+++ SUPPLIED DATA +++
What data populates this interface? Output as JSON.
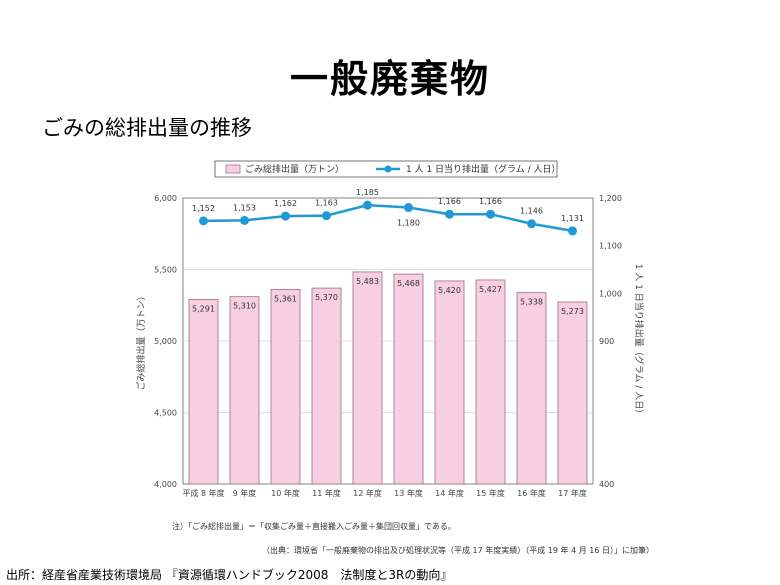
{
  "page": {
    "title": "一般廃棄物",
    "subtitle": "ごみの総排出量の推移",
    "note1": "注）「ごみ総排出量」＝「収集ごみ量＋直接搬入ごみ量＋集団回収量」である。",
    "note2": "（出典：環境省「一般廃棄物の排出及び処理状況等（平成 17 年度実績）（平成 19 年 4 月 16 日）」に加筆）",
    "credit": "出所：経産省産業技術環境局 『資源循環ハンドブック2008　法制度と3Rの動向』"
  },
  "chart_data": {
    "type": "bar+line",
    "categories": [
      "平成 8 年度",
      "9 年度",
      "10 年度",
      "11 年度",
      "12 年度",
      "13 年度",
      "14 年度",
      "15 年度",
      "16 年度",
      "17 年度"
    ],
    "series": [
      {
        "name": "ごみ総排出量（万トン）",
        "type": "bar",
        "axis": "left",
        "values": [
          5291,
          5310,
          5361,
          5370,
          5483,
          5468,
          5420,
          5427,
          5338,
          5273
        ],
        "labels": [
          "5,291",
          "5,310",
          "5,361",
          "5,370",
          "5,483",
          "5,468",
          "5,420",
          "5,427",
          "5,338",
          "5,273"
        ],
        "color": "#f7cfe0"
      },
      {
        "name": "1 人 1 日当り排出量（グラム / 人日）",
        "type": "line",
        "axis": "right",
        "values": [
          1152,
          1153,
          1162,
          1163,
          1185,
          1180,
          1166,
          1166,
          1146,
          1131
        ],
        "labels": [
          "1,152",
          "1,153",
          "1,162",
          "1,163",
          "1,185",
          "1,180",
          "1,166",
          "1,166",
          "1,146",
          "1,131"
        ],
        "color": "#1f9ad6"
      }
    ],
    "left_axis": {
      "label": "ごみ総排出量（万トン）",
      "ticks": [
        4000,
        4500,
        5000,
        5500,
        6000
      ],
      "tick_labels": [
        "4,000",
        "4,500",
        "5,000",
        "5,500",
        "6,000"
      ],
      "range": [
        4000,
        6000
      ]
    },
    "right_axis": {
      "label": "1 人 1 日当り排出量（グラム / 人日）",
      "tick_labels": [
        "400",
        "900",
        "1,000",
        "1,100",
        "1,200"
      ],
      "segments": [
        [
          400,
          900
        ],
        [
          900,
          1200
        ]
      ]
    },
    "legend_position": "top"
  }
}
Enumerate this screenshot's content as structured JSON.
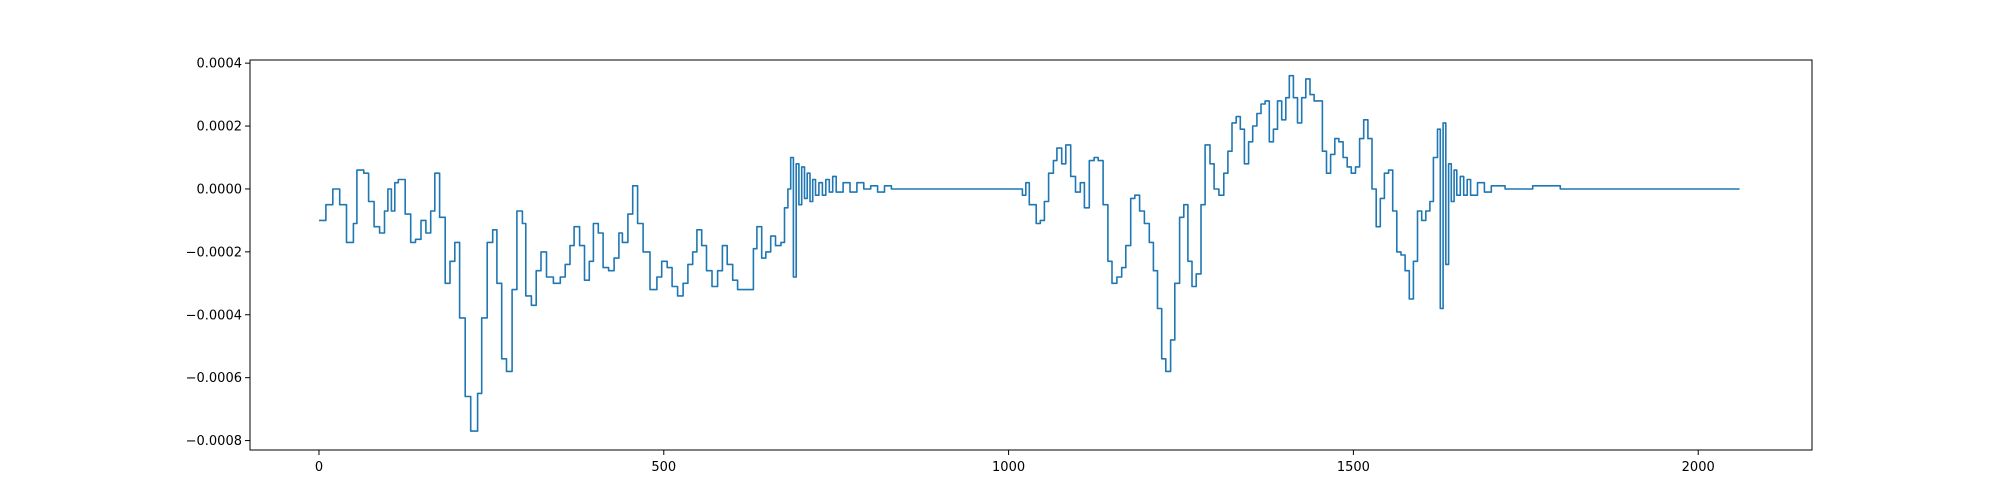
{
  "chart_data": {
    "type": "line",
    "title": "",
    "xlabel": "",
    "ylabel": "",
    "xlim": [
      -100,
      2165
    ],
    "ylim": [
      -0.00083,
      0.00041
    ],
    "x_ticks": [
      {
        "value": 0,
        "label": "0"
      },
      {
        "value": 500,
        "label": "500"
      },
      {
        "value": 1000,
        "label": "1000"
      },
      {
        "value": 1500,
        "label": "1500"
      },
      {
        "value": 2000,
        "label": "2000"
      }
    ],
    "y_ticks": [
      {
        "value": -0.0008,
        "label": "−0.0008"
      },
      {
        "value": -0.0006,
        "label": "−0.0006"
      },
      {
        "value": -0.0004,
        "label": "−0.0004"
      },
      {
        "value": -0.0002,
        "label": "−0.0002"
      },
      {
        "value": 0.0,
        "label": "0.0000"
      },
      {
        "value": 0.0002,
        "label": "0.0002"
      },
      {
        "value": 0.0004,
        "label": "0.0004"
      }
    ],
    "grid": false,
    "legend": "none",
    "series": [
      {
        "color": "#1f77b4",
        "step": true,
        "points": [
          [
            0,
            -0.0001
          ],
          [
            10,
            -5e-05
          ],
          [
            20,
            0.0
          ],
          [
            30,
            -5e-05
          ],
          [
            40,
            -0.00017
          ],
          [
            50,
            -0.00011
          ],
          [
            55,
            6e-05
          ],
          [
            65,
            5e-05
          ],
          [
            72,
            -4e-05
          ],
          [
            80,
            -0.00012
          ],
          [
            88,
            -0.00014
          ],
          [
            95,
            -7e-05
          ],
          [
            100,
            0.0
          ],
          [
            105,
            -7e-05
          ],
          [
            110,
            2e-05
          ],
          [
            115,
            3e-05
          ],
          [
            125,
            -8e-05
          ],
          [
            133,
            -0.00017
          ],
          [
            140,
            -0.00016
          ],
          [
            148,
            -0.0001
          ],
          [
            155,
            -0.00014
          ],
          [
            162,
            -7e-05
          ],
          [
            168,
            5e-05
          ],
          [
            175,
            -9e-05
          ],
          [
            183,
            -0.0003
          ],
          [
            190,
            -0.00023
          ],
          [
            197,
            -0.00017
          ],
          [
            204,
            -0.00041
          ],
          [
            212,
            -0.00066
          ],
          [
            220,
            -0.00077
          ],
          [
            230,
            -0.00065
          ],
          [
            236,
            -0.00041
          ],
          [
            244,
            -0.00017
          ],
          [
            252,
            -0.00013
          ],
          [
            258,
            -0.0003
          ],
          [
            265,
            -0.00054
          ],
          [
            272,
            -0.00058
          ],
          [
            280,
            -0.00032
          ],
          [
            287,
            -7e-05
          ],
          [
            295,
            -0.00011
          ],
          [
            300,
            -0.00034
          ],
          [
            308,
            -0.00037
          ],
          [
            315,
            -0.00026
          ],
          [
            322,
            -0.0002
          ],
          [
            330,
            -0.00028
          ],
          [
            340,
            -0.0003
          ],
          [
            350,
            -0.00028
          ],
          [
            357,
            -0.00024
          ],
          [
            364,
            -0.00018
          ],
          [
            370,
            -0.00012
          ],
          [
            378,
            -0.00018
          ],
          [
            385,
            -0.00029
          ],
          [
            392,
            -0.00023
          ],
          [
            398,
            -0.00011
          ],
          [
            405,
            -0.00014
          ],
          [
            412,
            -0.00025
          ],
          [
            420,
            -0.00026
          ],
          [
            428,
            -0.00022
          ],
          [
            435,
            -0.00014
          ],
          [
            440,
            -0.00017
          ],
          [
            448,
            -8e-05
          ],
          [
            455,
            1e-05
          ],
          [
            462,
            -0.00011
          ],
          [
            470,
            -0.0002
          ],
          [
            480,
            -0.00032
          ],
          [
            490,
            -0.00028
          ],
          [
            497,
            -0.00023
          ],
          [
            505,
            -0.00025
          ],
          [
            512,
            -0.00031
          ],
          [
            520,
            -0.00034
          ],
          [
            528,
            -0.0003
          ],
          [
            535,
            -0.00024
          ],
          [
            542,
            -0.0002
          ],
          [
            548,
            -0.00013
          ],
          [
            555,
            -0.00018
          ],
          [
            562,
            -0.00026
          ],
          [
            570,
            -0.00031
          ],
          [
            578,
            -0.00026
          ],
          [
            585,
            -0.00018
          ],
          [
            592,
            -0.00024
          ],
          [
            600,
            -0.00029
          ],
          [
            607,
            -0.00032
          ],
          [
            615,
            -0.00032
          ],
          [
            622,
            -0.00032
          ],
          [
            630,
            -0.00019
          ],
          [
            635,
            -0.00012
          ],
          [
            642,
            -0.00022
          ],
          [
            648,
            -0.0002
          ],
          [
            655,
            -0.00015
          ],
          [
            662,
            -0.00018
          ],
          [
            670,
            -0.00017
          ],
          [
            675,
            -6e-05
          ],
          [
            680,
            0.0
          ],
          [
            684,
            0.0001
          ],
          [
            688,
            -0.00028
          ],
          [
            692,
            8e-05
          ],
          [
            696,
            -5e-05
          ],
          [
            700,
            7e-05
          ],
          [
            704,
            -3e-05
          ],
          [
            708,
            5e-05
          ],
          [
            712,
            -4e-05
          ],
          [
            716,
            3e-05
          ],
          [
            720,
            -2e-05
          ],
          [
            725,
            2e-05
          ],
          [
            730,
            -2e-05
          ],
          [
            735,
            3e-05
          ],
          [
            740,
            -1e-05
          ],
          [
            745,
            4e-05
          ],
          [
            750,
            -1e-05
          ],
          [
            760,
            2e-05
          ],
          [
            770,
            -1e-05
          ],
          [
            780,
            2e-05
          ],
          [
            790,
            0.0
          ],
          [
            800,
            1e-05
          ],
          [
            810,
            -1e-05
          ],
          [
            820,
            1e-05
          ],
          [
            830,
            0.0
          ],
          [
            850,
            0.0
          ],
          [
            900,
            0.0
          ],
          [
            950,
            0.0
          ],
          [
            1000,
            0.0
          ],
          [
            1010,
            0.0
          ],
          [
            1020,
            -2e-05
          ],
          [
            1025,
            2e-05
          ],
          [
            1030,
            -5e-05
          ],
          [
            1040,
            -0.00011
          ],
          [
            1046,
            -0.0001
          ],
          [
            1052,
            -4e-05
          ],
          [
            1058,
            5e-05
          ],
          [
            1065,
            9e-05
          ],
          [
            1070,
            0.00013
          ],
          [
            1077,
            8e-05
          ],
          [
            1083,
            0.00014
          ],
          [
            1090,
            4e-05
          ],
          [
            1097,
            -1e-05
          ],
          [
            1104,
            2e-05
          ],
          [
            1110,
            -6e-05
          ],
          [
            1117,
            9e-05
          ],
          [
            1124,
            0.0001
          ],
          [
            1130,
            9e-05
          ],
          [
            1137,
            -5e-05
          ],
          [
            1144,
            -0.00023
          ],
          [
            1150,
            -0.0003
          ],
          [
            1157,
            -0.00028
          ],
          [
            1164,
            -0.00025
          ],
          [
            1170,
            -0.00018
          ],
          [
            1177,
            -3e-05
          ],
          [
            1183,
            -2e-05
          ],
          [
            1190,
            -7e-05
          ],
          [
            1197,
            -0.00011
          ],
          [
            1204,
            -0.00017
          ],
          [
            1210,
            -0.00026
          ],
          [
            1216,
            -0.00038
          ],
          [
            1222,
            -0.00054
          ],
          [
            1228,
            -0.00058
          ],
          [
            1235,
            -0.00048
          ],
          [
            1241,
            -0.0003
          ],
          [
            1248,
            -9e-05
          ],
          [
            1254,
            -5e-05
          ],
          [
            1260,
            -0.00023
          ],
          [
            1266,
            -0.00031
          ],
          [
            1272,
            -0.00027
          ],
          [
            1279,
            -5e-05
          ],
          [
            1285,
            0.00014
          ],
          [
            1292,
            8e-05
          ],
          [
            1298,
            0.0
          ],
          [
            1305,
            -2e-05
          ],
          [
            1312,
            5e-05
          ],
          [
            1318,
            0.00012
          ],
          [
            1324,
            0.00021
          ],
          [
            1330,
            0.00023
          ],
          [
            1336,
            0.00019
          ],
          [
            1342,
            8e-05
          ],
          [
            1348,
            0.00015
          ],
          [
            1354,
            0.0002
          ],
          [
            1360,
            0.00024
          ],
          [
            1366,
            0.00027
          ],
          [
            1372,
            0.00028
          ],
          [
            1378,
            0.00015
          ],
          [
            1384,
            0.00019
          ],
          [
            1390,
            0.00028
          ],
          [
            1396,
            0.00022
          ],
          [
            1402,
            0.00029
          ],
          [
            1407,
            0.00036
          ],
          [
            1413,
            0.00029
          ],
          [
            1419,
            0.00021
          ],
          [
            1425,
            0.00029
          ],
          [
            1431,
            0.00035
          ],
          [
            1437,
            0.0003
          ],
          [
            1443,
            0.00028
          ],
          [
            1449,
            0.00028
          ],
          [
            1455,
            0.00012
          ],
          [
            1461,
            5e-05
          ],
          [
            1467,
            0.00011
          ],
          [
            1473,
            0.00016
          ],
          [
            1479,
            0.00015
          ],
          [
            1485,
            0.0001
          ],
          [
            1491,
            7e-05
          ],
          [
            1497,
            5e-05
          ],
          [
            1503,
            7e-05
          ],
          [
            1509,
            0.00016
          ],
          [
            1515,
            0.00022
          ],
          [
            1521,
            0.00016
          ],
          [
            1527,
            0.0
          ],
          [
            1533,
            -0.00012
          ],
          [
            1539,
            -3e-05
          ],
          [
            1545,
            5e-05
          ],
          [
            1551,
            6e-05
          ],
          [
            1557,
            -7e-05
          ],
          [
            1563,
            -0.0002
          ],
          [
            1569,
            -0.00021
          ],
          [
            1575,
            -0.00026
          ],
          [
            1581,
            -0.00035
          ],
          [
            1587,
            -0.00023
          ],
          [
            1593,
            -7e-05
          ],
          [
            1599,
            -0.0001
          ],
          [
            1605,
            -7e-05
          ],
          [
            1611,
            -4e-05
          ],
          [
            1616,
            0.0001
          ],
          [
            1622,
            0.00019
          ],
          [
            1626,
            -0.00038
          ],
          [
            1630,
            0.00021
          ],
          [
            1634,
            -0.00024
          ],
          [
            1638,
            8e-05
          ],
          [
            1642,
            -4e-05
          ],
          [
            1646,
            6e-05
          ],
          [
            1650,
            -2e-05
          ],
          [
            1655,
            4e-05
          ],
          [
            1660,
            -2e-05
          ],
          [
            1665,
            3e-05
          ],
          [
            1670,
            -2e-05
          ],
          [
            1680,
            2e-05
          ],
          [
            1690,
            -1e-05
          ],
          [
            1700,
            1e-05
          ],
          [
            1720,
            0.0
          ],
          [
            1760,
            1e-05
          ],
          [
            1800,
            0.0
          ],
          [
            1850,
            0.0
          ],
          [
            1900,
            0.0
          ],
          [
            1950,
            0.0
          ],
          [
            2000,
            0.0
          ],
          [
            2060,
            0.0
          ]
        ]
      }
    ]
  }
}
+++
Pick out each line in the material containing "JSON".

What data populates this interface? Output as JSON.
Enumerate this screenshot's content as structured JSON.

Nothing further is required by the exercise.